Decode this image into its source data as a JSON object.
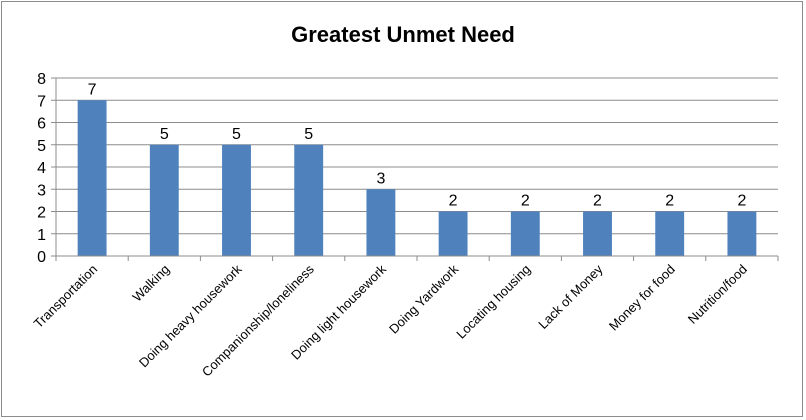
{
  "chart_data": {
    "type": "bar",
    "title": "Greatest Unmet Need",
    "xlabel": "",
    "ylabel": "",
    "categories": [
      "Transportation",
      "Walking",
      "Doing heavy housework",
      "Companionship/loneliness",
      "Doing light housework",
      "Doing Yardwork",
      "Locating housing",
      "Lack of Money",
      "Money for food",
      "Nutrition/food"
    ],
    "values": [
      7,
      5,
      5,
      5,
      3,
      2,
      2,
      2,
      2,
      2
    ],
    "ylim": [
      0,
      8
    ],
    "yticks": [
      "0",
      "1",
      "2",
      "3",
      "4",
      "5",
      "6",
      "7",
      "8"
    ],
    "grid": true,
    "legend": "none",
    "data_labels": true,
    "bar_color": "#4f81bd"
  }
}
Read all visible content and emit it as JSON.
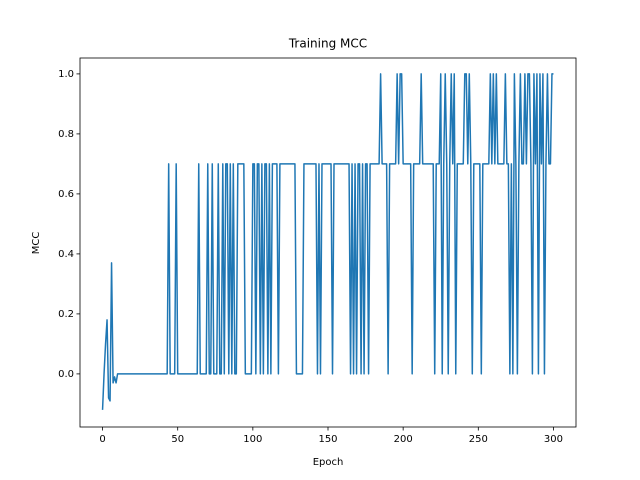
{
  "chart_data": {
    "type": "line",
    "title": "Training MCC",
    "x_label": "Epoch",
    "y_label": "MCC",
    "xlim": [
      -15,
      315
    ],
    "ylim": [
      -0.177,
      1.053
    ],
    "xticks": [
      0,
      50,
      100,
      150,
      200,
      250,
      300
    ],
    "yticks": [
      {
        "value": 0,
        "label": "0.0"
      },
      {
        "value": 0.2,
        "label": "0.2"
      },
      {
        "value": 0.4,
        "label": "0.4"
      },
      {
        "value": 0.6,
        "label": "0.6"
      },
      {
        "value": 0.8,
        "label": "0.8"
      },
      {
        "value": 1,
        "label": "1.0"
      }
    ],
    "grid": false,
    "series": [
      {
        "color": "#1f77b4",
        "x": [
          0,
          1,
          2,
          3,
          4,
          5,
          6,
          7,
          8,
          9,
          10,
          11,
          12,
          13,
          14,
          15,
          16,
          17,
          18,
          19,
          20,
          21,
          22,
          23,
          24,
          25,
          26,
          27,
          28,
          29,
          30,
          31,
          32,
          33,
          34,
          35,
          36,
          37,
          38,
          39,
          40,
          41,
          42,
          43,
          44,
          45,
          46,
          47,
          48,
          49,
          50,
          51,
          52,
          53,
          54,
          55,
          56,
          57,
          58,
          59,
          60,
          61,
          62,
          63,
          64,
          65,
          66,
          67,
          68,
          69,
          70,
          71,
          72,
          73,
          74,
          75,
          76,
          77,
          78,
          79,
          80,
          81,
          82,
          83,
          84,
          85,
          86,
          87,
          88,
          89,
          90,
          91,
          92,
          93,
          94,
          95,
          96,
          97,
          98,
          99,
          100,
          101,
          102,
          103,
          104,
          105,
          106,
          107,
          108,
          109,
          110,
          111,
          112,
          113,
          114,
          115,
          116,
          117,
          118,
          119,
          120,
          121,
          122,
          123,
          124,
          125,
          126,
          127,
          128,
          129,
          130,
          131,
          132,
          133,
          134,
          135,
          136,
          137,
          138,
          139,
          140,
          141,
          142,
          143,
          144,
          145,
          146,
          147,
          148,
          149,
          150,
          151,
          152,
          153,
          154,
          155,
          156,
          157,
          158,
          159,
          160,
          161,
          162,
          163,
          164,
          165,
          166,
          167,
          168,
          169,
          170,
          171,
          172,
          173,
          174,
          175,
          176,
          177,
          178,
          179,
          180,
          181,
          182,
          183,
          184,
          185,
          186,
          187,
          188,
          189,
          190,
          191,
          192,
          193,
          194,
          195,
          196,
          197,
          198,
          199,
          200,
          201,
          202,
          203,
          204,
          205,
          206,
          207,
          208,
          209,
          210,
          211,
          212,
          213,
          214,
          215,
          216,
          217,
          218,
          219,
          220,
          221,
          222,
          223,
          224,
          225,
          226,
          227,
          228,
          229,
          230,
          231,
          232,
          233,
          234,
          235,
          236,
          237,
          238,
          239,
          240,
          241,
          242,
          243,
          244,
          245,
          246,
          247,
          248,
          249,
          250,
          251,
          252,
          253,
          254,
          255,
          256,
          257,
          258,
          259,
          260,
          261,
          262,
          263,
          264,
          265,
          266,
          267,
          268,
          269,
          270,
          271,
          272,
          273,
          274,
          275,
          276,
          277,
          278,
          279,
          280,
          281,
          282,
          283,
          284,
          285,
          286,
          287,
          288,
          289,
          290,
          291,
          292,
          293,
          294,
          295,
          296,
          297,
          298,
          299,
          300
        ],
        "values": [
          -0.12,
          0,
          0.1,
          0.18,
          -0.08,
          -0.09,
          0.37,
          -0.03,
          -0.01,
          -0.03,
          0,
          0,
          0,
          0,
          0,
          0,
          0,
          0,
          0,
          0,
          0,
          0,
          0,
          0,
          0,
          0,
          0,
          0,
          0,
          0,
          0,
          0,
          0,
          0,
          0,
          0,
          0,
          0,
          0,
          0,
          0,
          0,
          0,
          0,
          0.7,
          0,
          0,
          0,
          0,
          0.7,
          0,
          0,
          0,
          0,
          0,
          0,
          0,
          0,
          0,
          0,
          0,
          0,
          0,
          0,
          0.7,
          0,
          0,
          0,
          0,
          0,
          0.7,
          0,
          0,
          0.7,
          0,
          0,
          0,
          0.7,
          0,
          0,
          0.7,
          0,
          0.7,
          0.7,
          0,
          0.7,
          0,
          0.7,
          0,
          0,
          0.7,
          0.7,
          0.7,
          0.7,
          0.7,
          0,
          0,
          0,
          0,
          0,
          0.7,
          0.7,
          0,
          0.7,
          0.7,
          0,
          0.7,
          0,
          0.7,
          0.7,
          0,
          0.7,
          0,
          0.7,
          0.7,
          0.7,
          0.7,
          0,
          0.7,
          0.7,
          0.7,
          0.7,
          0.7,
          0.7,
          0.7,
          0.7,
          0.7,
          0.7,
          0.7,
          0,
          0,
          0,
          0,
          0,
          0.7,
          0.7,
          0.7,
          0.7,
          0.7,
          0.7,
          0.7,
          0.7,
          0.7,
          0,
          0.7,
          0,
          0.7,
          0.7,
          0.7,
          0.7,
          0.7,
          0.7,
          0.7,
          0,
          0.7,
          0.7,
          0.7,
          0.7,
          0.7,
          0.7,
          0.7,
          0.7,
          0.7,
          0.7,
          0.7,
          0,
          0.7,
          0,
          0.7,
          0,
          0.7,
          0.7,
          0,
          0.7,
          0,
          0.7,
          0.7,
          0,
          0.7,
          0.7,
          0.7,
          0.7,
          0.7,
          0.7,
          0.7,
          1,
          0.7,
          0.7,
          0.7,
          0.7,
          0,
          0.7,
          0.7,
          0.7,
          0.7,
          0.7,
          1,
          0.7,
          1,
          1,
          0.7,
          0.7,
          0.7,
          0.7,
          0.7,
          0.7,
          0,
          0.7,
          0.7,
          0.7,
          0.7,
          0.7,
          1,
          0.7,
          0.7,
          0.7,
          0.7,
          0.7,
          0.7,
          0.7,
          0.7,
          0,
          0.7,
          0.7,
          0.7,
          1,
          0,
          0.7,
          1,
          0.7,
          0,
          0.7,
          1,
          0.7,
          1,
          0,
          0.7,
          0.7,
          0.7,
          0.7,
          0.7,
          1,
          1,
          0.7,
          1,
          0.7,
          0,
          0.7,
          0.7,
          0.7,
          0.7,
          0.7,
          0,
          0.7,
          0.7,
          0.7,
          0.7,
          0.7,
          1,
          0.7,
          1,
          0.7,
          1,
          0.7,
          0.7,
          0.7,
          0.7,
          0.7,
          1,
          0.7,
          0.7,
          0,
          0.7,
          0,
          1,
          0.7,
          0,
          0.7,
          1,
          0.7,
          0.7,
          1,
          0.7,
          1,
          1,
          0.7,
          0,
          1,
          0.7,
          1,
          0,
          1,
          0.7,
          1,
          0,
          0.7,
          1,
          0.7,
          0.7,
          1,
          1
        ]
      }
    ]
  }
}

+===+

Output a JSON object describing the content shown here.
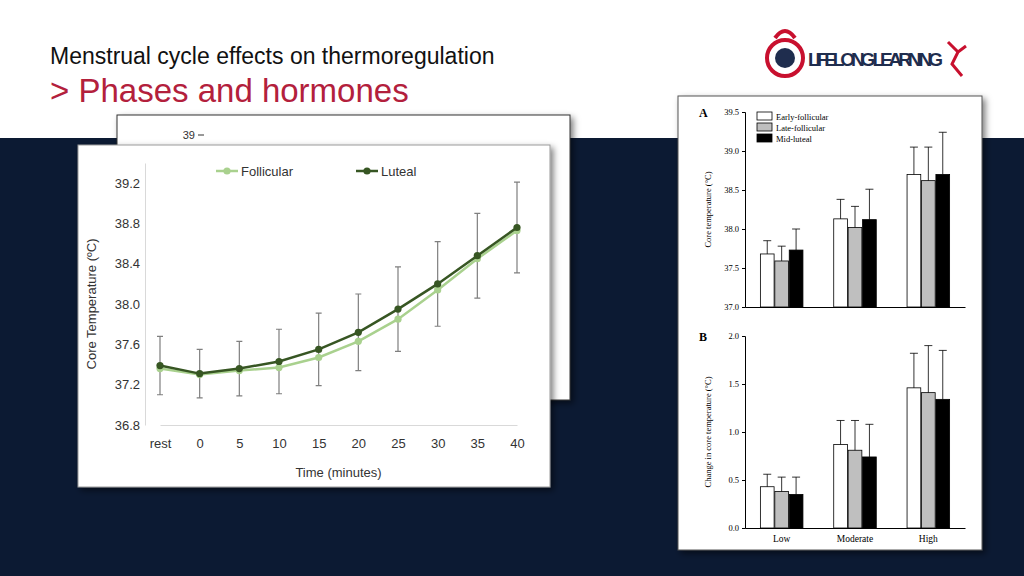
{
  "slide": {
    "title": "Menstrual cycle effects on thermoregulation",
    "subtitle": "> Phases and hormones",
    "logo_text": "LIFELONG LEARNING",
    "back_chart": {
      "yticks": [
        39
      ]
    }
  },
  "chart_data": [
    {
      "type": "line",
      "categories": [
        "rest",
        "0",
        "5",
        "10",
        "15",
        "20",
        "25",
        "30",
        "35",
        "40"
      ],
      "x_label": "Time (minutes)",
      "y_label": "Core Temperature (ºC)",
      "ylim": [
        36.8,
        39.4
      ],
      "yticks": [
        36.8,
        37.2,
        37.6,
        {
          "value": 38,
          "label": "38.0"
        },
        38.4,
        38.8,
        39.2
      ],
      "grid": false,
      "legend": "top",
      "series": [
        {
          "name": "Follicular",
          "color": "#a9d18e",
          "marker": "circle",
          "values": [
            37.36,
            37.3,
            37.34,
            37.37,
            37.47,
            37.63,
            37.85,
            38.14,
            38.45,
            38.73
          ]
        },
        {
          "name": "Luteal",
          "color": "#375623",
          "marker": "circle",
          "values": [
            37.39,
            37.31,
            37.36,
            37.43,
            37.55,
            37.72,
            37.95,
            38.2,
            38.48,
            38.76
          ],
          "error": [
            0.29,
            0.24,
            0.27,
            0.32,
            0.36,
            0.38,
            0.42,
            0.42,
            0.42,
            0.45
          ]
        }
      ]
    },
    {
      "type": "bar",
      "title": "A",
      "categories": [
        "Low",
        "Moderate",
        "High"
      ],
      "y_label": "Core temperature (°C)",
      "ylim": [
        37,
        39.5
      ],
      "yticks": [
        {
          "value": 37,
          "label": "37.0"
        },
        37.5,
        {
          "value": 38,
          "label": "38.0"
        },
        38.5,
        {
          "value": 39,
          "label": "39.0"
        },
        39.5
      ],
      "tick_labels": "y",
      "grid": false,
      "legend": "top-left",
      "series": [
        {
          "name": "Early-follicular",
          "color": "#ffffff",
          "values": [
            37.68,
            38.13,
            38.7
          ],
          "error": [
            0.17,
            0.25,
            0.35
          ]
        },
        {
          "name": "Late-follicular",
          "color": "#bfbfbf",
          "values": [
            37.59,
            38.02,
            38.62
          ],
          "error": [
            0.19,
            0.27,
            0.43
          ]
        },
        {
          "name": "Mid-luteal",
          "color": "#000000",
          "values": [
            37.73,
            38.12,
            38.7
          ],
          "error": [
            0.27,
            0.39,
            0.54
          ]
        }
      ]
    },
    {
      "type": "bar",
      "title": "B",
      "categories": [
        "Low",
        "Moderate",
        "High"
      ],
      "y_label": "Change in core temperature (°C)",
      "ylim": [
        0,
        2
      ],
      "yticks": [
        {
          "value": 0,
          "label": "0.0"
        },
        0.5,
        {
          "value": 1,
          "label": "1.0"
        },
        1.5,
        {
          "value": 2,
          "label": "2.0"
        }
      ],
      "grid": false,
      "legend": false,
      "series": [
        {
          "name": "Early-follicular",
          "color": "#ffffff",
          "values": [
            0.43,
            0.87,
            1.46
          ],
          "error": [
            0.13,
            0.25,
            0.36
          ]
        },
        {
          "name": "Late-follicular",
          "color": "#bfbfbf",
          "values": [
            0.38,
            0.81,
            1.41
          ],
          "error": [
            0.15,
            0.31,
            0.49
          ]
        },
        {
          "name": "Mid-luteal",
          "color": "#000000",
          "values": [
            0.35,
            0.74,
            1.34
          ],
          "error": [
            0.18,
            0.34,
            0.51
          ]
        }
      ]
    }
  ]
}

+===+

> WHAT YOU WILL DO:
In the records above, collect each line with "housework".

> RESULT FOR THIS TASK:
      "Doing heavy housework",
      "Doing light housework",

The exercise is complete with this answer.